----- Records for processing

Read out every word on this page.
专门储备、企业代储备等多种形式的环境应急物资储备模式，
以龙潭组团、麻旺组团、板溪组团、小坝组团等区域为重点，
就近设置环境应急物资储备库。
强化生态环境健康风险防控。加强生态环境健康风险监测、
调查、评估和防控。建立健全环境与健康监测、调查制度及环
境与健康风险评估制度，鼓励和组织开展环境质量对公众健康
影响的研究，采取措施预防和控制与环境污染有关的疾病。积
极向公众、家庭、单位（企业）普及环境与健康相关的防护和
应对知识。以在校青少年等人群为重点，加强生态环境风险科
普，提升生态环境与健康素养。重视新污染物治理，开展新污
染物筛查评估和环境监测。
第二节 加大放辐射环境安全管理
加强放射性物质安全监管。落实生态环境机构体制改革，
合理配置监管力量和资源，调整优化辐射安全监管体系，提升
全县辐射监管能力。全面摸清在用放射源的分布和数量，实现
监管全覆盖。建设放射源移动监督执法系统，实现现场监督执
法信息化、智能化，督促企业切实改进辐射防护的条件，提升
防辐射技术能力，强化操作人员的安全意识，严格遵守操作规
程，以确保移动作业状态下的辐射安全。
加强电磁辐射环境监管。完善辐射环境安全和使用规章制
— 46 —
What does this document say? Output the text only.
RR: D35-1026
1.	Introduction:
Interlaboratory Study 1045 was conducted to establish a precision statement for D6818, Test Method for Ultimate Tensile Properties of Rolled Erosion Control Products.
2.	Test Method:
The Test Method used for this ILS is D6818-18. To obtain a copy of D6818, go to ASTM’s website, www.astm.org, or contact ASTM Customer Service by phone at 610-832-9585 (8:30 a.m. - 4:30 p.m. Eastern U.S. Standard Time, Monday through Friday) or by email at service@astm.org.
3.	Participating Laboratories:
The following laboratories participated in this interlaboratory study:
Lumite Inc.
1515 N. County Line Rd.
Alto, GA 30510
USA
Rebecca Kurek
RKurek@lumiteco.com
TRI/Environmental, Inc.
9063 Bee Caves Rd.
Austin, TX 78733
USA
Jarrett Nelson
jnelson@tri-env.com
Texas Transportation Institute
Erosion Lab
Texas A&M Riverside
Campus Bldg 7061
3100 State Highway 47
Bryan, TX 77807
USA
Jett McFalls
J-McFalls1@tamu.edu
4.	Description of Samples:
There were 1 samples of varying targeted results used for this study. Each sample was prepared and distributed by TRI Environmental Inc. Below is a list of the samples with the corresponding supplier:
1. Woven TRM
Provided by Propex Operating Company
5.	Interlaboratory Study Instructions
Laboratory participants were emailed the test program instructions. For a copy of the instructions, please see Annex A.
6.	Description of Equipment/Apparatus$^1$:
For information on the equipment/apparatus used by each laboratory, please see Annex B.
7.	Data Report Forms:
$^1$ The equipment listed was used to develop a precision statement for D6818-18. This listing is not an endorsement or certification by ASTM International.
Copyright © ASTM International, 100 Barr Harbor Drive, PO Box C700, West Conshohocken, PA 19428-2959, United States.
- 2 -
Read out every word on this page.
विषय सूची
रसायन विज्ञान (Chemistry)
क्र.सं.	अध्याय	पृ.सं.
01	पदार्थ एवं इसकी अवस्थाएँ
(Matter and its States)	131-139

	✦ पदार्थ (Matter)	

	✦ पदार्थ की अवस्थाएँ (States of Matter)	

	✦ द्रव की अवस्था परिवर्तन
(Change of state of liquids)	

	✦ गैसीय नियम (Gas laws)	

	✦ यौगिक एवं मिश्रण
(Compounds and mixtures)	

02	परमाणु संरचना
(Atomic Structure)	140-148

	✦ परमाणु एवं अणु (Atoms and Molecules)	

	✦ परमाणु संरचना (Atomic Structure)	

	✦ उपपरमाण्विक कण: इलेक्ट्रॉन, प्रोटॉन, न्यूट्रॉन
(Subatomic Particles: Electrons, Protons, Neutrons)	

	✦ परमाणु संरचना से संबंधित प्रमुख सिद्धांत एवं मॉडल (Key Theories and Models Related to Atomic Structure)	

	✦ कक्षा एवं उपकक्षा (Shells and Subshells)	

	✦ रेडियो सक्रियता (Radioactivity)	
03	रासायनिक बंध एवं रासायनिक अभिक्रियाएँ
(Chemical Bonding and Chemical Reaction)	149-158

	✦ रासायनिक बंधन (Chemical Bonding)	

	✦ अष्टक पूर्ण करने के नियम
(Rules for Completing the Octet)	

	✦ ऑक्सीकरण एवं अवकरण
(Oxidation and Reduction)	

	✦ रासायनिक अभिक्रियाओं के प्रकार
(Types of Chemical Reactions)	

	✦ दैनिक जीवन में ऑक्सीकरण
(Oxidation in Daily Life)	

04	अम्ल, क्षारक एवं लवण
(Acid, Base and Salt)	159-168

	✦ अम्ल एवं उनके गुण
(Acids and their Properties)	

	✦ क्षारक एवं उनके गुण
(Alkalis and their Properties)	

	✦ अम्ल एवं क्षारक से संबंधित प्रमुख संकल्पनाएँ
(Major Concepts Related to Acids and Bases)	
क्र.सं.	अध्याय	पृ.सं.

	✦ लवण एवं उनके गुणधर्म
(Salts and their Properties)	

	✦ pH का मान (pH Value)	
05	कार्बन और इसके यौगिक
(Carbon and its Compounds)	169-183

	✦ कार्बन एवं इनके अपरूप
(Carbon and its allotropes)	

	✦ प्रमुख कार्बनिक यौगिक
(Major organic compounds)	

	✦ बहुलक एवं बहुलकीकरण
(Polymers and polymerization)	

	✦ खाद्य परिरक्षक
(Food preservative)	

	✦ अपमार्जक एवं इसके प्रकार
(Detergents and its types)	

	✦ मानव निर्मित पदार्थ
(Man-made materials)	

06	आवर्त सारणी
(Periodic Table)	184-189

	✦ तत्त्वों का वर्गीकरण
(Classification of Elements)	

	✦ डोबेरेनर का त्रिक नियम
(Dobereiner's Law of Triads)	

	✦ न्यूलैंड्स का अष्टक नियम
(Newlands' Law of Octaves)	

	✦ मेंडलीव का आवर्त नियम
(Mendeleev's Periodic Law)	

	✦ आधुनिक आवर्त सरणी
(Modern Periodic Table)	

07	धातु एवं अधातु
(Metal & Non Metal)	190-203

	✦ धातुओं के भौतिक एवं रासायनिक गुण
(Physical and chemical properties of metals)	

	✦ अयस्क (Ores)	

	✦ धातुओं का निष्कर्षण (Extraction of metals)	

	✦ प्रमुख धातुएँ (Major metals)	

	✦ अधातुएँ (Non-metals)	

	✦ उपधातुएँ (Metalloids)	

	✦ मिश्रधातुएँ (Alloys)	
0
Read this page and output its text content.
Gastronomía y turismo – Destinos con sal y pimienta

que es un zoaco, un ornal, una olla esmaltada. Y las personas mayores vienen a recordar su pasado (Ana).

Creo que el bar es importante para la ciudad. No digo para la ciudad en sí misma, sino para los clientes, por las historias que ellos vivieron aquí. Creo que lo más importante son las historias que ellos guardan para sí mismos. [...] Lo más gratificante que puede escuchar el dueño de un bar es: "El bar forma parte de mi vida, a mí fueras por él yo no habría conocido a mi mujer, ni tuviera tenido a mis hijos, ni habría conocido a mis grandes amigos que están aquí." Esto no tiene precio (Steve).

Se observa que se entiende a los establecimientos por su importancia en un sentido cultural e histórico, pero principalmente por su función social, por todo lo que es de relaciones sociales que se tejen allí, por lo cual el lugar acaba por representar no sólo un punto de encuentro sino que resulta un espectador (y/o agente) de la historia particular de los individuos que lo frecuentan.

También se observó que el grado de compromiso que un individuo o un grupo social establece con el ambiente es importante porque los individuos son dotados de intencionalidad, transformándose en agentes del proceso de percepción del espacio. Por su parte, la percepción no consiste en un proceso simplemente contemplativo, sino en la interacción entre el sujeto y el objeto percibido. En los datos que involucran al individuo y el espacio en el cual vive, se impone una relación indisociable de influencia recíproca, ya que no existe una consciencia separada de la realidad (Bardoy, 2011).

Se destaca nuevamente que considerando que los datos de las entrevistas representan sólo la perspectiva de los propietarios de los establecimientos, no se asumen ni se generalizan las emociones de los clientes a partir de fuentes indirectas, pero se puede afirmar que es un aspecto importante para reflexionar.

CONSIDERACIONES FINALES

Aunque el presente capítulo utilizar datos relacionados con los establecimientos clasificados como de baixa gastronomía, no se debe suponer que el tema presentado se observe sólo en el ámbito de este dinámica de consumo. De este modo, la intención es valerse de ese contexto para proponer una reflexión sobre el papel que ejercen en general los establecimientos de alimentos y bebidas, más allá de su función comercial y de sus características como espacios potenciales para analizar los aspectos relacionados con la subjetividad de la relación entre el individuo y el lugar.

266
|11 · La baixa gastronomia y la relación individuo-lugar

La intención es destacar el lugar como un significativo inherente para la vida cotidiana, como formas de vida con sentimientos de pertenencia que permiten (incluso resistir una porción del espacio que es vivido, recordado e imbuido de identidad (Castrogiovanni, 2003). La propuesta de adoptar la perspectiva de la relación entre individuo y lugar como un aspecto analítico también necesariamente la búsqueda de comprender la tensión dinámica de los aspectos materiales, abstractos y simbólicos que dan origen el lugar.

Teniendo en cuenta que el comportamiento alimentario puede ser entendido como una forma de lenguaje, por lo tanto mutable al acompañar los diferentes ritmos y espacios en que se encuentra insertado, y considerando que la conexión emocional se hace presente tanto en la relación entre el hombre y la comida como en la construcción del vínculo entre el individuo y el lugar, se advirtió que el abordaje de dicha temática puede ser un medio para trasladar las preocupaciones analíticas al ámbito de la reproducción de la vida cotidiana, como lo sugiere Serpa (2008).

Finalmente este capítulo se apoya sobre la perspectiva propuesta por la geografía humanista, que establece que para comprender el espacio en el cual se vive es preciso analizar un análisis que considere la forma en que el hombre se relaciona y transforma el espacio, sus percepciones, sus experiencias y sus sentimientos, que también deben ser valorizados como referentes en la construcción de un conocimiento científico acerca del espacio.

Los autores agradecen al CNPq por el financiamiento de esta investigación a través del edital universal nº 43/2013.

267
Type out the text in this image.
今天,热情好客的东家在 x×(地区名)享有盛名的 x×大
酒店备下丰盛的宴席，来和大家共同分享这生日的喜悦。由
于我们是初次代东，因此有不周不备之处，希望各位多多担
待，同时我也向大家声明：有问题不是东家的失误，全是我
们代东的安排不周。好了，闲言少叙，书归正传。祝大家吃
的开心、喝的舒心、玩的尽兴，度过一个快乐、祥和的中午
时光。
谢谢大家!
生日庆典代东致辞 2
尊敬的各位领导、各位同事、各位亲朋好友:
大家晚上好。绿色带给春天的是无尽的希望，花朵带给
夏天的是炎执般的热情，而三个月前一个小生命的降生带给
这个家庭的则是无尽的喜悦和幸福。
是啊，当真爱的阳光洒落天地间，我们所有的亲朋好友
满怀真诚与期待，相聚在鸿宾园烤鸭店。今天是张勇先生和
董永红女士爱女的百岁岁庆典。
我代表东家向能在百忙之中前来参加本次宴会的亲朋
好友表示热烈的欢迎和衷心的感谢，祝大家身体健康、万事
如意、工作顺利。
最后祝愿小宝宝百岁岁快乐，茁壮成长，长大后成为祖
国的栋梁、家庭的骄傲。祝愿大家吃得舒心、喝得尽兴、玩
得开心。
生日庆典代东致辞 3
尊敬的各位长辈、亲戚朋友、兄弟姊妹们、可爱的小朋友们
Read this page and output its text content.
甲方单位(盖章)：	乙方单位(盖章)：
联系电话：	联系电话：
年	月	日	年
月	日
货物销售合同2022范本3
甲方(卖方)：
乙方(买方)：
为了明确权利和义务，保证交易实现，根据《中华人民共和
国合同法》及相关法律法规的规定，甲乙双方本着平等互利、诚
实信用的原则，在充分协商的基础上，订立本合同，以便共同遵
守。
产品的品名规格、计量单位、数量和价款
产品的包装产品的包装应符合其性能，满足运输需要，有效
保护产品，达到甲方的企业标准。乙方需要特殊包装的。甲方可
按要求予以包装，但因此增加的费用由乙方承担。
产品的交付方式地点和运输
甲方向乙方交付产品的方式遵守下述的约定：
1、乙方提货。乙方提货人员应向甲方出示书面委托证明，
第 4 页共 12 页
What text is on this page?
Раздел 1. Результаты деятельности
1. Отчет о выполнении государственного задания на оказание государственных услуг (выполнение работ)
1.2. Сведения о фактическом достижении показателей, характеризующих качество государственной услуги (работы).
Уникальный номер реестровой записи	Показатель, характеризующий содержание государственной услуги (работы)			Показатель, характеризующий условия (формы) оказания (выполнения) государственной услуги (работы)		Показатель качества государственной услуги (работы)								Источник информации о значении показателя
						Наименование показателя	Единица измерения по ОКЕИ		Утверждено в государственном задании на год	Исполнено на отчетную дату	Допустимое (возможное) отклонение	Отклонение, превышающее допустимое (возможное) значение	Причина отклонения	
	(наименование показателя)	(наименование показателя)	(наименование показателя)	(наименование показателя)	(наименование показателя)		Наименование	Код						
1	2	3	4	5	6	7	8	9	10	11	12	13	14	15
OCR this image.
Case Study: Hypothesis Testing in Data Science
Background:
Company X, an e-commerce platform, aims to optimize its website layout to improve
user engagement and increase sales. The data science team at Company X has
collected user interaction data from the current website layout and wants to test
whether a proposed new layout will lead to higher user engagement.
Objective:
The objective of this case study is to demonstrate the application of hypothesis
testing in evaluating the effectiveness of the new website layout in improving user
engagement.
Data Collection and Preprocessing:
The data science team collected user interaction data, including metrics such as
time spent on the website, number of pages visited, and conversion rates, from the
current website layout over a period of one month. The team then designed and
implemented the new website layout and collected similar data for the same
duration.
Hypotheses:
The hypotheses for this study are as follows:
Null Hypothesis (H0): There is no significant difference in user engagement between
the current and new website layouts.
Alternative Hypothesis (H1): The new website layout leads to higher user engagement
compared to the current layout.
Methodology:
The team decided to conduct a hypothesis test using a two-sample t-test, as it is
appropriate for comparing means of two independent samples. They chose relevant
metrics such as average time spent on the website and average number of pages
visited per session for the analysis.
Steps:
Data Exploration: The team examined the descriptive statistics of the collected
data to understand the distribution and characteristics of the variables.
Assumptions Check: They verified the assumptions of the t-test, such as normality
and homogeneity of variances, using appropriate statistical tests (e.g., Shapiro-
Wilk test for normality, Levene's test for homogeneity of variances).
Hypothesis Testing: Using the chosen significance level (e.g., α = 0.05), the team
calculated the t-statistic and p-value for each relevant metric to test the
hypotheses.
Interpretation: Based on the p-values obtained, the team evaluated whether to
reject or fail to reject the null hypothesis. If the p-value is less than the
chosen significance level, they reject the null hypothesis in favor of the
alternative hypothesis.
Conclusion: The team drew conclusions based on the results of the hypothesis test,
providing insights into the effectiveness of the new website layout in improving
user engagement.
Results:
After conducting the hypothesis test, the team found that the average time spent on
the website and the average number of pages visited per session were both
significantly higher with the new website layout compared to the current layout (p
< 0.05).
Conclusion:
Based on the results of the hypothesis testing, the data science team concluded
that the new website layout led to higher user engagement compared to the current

----------

Set exercise:
From the data above, show each line that contains "Erosion".

In response:
Interlaboratory Study 1045 was conducted to establish a precision statement for D6818, Test Method for Ultimate Tensile Properties of Rolled Erosion Control Products.
Erosion Lab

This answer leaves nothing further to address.